§ EXERCISE
In the data below, which lines contain "response"? List them by copying each one.

=== Begin Enclosure ===

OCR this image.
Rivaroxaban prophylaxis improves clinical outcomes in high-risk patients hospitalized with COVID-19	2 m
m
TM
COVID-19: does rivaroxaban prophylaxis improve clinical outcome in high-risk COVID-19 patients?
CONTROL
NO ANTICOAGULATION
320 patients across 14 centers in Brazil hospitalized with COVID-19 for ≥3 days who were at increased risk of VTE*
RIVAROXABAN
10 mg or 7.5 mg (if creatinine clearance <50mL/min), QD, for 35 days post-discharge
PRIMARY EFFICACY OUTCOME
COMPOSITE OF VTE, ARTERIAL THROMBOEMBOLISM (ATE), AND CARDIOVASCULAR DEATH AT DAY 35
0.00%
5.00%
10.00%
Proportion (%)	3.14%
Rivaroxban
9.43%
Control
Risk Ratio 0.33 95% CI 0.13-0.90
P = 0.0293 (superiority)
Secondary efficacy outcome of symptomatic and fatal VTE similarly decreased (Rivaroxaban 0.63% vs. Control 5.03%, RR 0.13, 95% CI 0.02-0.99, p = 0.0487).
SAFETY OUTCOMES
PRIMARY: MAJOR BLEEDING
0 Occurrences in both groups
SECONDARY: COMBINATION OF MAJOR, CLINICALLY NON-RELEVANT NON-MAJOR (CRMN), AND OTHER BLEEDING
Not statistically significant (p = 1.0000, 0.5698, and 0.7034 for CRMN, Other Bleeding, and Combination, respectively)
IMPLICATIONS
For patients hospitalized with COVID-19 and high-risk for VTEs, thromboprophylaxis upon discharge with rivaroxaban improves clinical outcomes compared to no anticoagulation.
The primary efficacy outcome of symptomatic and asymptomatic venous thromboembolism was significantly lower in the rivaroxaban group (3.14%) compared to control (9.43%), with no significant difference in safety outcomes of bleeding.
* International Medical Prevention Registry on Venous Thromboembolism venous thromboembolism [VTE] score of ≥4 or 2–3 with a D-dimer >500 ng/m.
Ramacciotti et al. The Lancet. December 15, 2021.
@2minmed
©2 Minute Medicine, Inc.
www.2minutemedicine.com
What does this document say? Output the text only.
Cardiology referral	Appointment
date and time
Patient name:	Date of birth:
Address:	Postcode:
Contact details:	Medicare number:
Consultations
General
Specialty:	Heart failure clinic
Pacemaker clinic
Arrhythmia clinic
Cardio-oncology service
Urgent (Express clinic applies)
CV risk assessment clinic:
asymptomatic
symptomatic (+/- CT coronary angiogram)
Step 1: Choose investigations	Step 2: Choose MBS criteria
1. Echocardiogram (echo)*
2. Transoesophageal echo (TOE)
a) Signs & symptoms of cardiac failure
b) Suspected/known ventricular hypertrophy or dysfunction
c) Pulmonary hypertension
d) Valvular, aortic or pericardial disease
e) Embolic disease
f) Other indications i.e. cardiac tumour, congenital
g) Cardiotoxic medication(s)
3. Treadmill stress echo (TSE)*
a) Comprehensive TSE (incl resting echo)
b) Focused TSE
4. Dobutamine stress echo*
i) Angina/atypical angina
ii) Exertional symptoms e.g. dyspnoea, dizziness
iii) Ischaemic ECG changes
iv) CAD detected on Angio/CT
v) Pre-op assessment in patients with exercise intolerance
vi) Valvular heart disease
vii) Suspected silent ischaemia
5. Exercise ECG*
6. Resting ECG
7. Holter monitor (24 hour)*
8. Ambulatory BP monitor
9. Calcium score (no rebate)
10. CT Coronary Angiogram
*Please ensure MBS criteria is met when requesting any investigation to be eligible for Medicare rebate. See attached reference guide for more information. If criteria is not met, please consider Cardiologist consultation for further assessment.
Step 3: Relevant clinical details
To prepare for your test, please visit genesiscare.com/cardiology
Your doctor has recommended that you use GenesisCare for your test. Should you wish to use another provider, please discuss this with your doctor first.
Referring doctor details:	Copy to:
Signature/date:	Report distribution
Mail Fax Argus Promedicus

=== End Enclosure ===
=== Begin Enclosure ===

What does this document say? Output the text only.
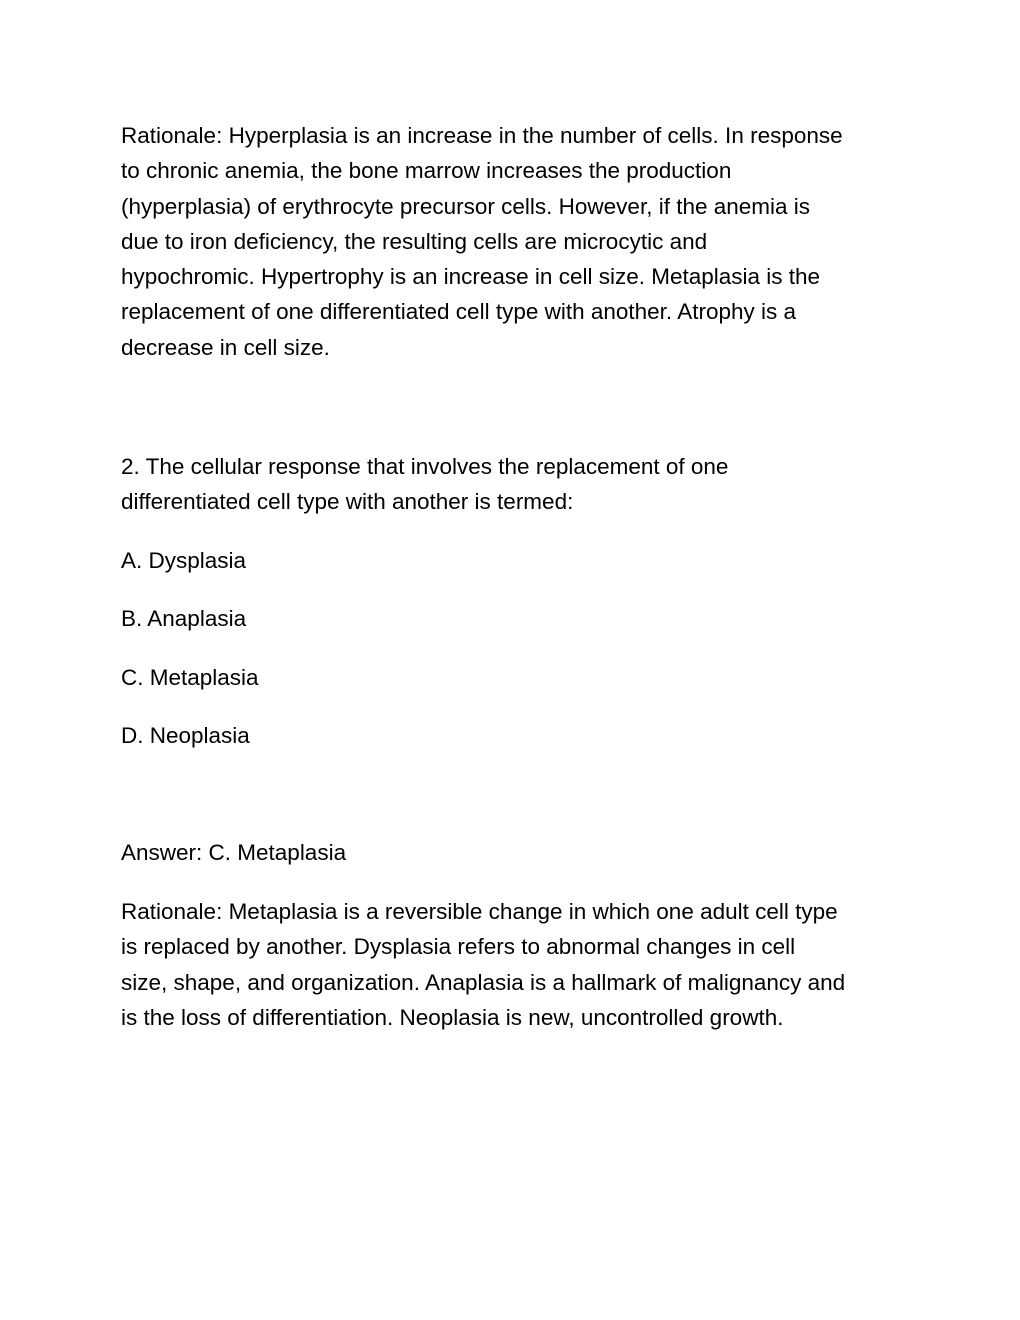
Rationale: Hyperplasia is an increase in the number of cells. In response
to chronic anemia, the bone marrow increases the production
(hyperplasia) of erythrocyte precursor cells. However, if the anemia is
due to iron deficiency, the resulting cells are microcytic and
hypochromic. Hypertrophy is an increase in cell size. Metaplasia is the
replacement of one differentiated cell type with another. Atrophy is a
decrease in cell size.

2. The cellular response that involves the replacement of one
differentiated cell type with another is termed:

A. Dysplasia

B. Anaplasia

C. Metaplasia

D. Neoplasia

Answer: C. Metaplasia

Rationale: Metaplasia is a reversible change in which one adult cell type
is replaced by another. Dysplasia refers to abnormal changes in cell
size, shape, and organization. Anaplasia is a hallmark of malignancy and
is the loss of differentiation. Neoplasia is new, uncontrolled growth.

=== End Enclosure ===
=== Begin Enclosure ===

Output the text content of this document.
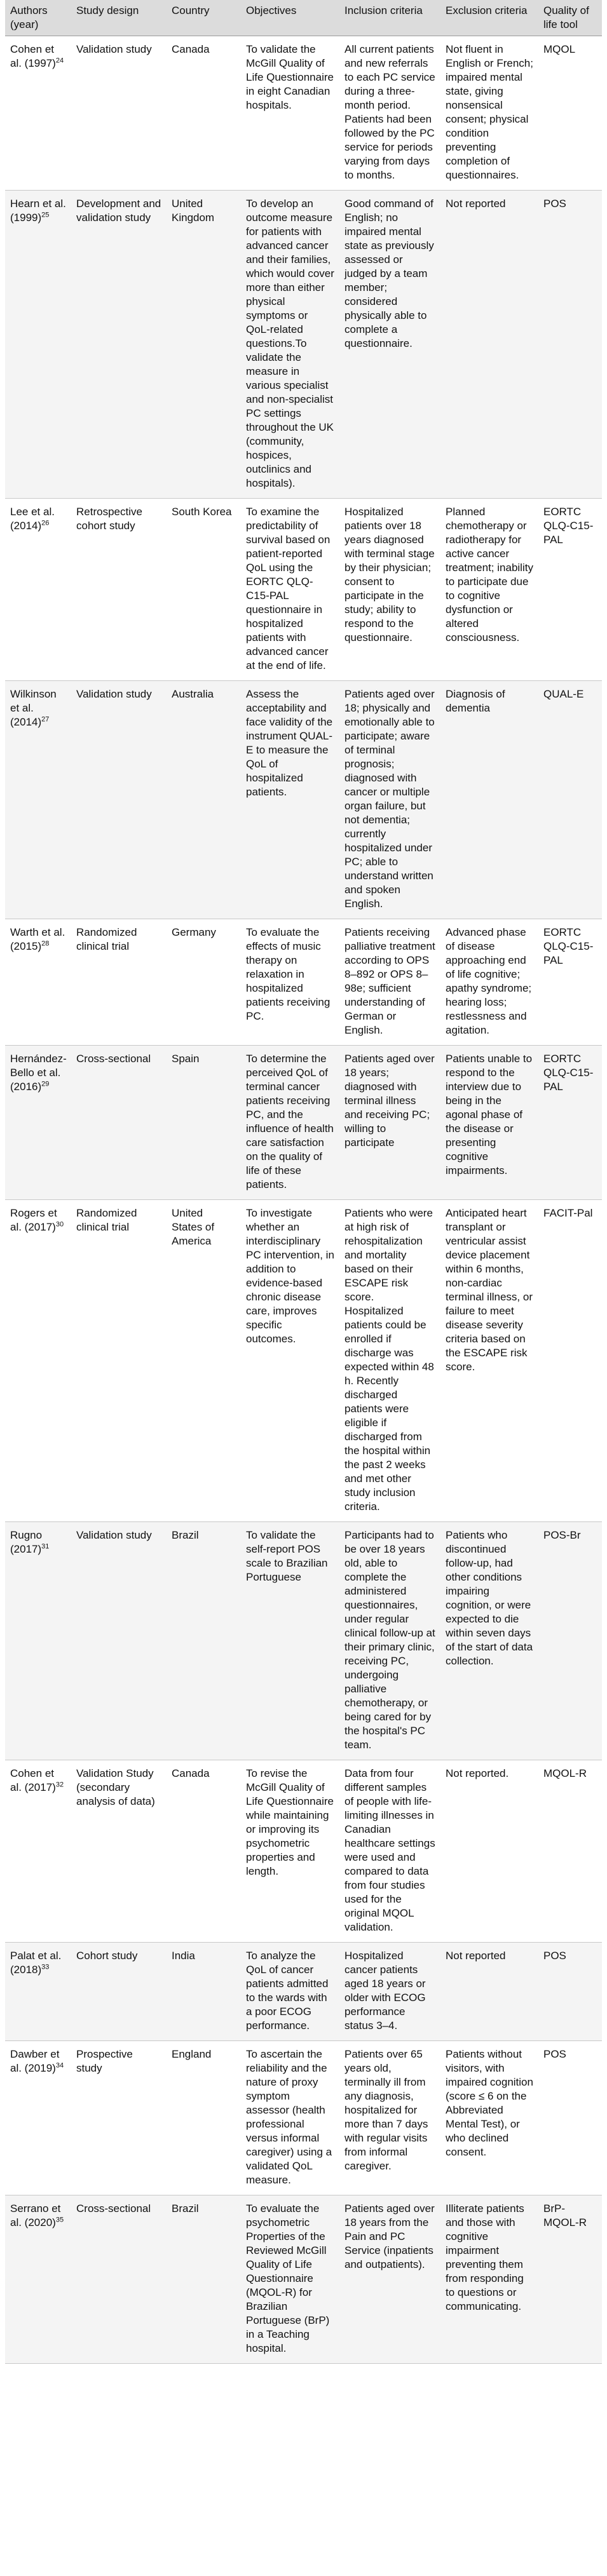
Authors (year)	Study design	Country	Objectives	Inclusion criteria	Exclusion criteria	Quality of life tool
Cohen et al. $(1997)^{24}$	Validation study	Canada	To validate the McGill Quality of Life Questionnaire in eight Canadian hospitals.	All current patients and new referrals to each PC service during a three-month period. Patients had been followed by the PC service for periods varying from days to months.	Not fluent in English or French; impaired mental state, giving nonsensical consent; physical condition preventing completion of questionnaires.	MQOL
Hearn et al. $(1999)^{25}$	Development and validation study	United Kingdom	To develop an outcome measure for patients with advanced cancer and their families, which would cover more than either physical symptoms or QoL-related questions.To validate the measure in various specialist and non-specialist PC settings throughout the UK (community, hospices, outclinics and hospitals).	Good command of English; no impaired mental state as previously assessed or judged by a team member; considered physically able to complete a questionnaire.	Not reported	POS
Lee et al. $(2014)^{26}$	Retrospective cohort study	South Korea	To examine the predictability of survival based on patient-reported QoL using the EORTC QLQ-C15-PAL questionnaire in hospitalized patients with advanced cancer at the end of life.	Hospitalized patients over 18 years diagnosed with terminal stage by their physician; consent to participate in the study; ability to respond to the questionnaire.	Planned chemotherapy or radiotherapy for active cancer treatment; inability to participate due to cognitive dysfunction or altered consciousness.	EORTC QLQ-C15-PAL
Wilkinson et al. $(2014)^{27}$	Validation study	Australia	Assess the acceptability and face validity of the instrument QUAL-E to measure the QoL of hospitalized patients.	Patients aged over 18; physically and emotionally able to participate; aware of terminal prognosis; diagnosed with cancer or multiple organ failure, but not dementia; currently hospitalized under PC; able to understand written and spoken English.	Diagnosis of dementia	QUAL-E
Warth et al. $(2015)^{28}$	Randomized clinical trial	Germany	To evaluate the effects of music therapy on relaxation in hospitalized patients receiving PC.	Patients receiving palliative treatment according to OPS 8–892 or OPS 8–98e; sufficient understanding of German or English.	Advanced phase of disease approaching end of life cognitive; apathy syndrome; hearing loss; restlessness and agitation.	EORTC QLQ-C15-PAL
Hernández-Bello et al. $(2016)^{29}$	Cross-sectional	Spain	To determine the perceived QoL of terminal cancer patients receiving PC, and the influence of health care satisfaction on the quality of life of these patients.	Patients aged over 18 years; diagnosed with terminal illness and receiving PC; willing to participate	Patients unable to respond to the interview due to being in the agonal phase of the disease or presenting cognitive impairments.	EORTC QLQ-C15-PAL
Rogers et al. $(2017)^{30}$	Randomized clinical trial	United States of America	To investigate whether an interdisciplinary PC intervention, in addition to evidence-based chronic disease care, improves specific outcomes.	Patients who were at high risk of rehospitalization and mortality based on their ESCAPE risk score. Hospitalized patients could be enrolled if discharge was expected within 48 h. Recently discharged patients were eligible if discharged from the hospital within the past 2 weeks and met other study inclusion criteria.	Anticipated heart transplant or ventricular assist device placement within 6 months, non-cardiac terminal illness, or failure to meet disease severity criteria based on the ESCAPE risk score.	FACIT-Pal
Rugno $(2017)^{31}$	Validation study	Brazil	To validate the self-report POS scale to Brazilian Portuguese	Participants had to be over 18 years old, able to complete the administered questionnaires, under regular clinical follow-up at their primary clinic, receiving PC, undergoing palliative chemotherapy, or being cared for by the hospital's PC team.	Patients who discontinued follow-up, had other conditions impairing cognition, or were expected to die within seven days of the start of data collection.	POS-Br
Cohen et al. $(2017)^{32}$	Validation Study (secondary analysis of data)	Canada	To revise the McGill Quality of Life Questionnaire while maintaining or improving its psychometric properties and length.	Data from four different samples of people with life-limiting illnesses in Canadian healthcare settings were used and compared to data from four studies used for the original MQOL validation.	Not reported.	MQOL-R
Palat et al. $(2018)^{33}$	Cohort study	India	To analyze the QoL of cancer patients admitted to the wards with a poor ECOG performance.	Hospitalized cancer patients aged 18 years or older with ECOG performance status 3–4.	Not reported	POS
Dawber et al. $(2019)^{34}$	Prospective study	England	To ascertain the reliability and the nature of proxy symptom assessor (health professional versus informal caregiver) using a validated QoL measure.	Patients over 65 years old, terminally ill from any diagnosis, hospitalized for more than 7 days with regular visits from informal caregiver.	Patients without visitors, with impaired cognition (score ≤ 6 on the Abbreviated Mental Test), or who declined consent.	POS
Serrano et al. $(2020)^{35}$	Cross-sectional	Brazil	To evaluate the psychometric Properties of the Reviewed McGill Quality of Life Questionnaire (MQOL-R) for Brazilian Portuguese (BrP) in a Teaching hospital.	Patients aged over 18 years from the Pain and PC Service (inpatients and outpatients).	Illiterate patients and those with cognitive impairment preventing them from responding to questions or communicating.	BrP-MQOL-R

=== End Enclosure ===

§ EXPECTED ANSWER
Rationale: Hyperplasia is an increase in the number of cells. In response
2. The cellular response that involves the replacement of one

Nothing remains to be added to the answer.